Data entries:

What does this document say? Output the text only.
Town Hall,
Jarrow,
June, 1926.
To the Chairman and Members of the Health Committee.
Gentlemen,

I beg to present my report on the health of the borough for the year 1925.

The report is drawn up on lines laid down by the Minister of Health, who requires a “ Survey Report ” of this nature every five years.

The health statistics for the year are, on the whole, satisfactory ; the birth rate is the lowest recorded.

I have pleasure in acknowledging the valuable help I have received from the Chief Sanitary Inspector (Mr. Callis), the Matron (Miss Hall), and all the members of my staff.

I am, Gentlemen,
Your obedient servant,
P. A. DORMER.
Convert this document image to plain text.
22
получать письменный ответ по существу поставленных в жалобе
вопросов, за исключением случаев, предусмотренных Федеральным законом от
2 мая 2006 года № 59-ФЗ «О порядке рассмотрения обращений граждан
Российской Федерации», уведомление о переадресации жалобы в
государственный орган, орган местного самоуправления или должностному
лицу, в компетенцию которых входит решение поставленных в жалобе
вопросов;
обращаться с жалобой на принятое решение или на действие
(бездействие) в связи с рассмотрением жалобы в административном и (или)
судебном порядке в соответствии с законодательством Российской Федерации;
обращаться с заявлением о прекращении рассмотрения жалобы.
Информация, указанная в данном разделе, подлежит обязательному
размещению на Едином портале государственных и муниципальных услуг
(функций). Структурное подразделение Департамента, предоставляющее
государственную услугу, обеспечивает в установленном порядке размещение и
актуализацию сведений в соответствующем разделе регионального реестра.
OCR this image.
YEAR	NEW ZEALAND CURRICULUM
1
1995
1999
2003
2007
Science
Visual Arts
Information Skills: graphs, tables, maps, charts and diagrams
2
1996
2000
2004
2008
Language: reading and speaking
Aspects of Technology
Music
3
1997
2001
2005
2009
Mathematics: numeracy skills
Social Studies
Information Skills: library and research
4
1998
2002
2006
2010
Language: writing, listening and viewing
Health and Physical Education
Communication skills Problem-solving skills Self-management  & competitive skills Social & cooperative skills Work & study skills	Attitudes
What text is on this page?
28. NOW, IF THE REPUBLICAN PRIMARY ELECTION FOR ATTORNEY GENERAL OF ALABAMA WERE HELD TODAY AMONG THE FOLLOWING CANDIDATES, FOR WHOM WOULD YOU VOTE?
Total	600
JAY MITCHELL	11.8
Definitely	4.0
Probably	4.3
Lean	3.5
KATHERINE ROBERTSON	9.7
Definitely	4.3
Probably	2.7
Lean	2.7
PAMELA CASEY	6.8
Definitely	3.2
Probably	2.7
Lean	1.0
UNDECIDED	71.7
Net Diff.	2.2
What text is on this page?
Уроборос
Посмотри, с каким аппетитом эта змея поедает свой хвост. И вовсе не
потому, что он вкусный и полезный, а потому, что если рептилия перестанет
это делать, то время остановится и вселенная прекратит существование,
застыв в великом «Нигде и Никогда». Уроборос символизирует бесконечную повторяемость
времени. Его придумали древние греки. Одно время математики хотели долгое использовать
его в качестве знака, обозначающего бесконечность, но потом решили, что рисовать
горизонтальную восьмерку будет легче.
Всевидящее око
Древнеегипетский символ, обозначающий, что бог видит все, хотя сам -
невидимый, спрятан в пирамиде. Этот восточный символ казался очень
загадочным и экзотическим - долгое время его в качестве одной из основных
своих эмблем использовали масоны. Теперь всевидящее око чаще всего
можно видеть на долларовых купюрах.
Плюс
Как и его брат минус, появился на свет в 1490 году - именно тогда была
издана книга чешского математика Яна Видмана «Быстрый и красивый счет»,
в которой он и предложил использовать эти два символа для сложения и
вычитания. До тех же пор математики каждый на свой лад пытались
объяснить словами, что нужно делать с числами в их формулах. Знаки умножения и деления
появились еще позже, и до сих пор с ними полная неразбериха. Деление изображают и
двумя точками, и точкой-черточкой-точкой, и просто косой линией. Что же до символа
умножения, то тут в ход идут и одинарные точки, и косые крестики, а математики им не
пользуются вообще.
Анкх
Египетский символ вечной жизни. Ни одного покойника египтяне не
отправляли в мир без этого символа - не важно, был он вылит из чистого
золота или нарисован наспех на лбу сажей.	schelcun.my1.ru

Task prompt:
Each line holding "использовать" must be found and copied.

Written reply:
времени. Его придумали древние греки. Одно время математики хотели долгое использовать
в которой он и предложил использовать эти два символа для сложения и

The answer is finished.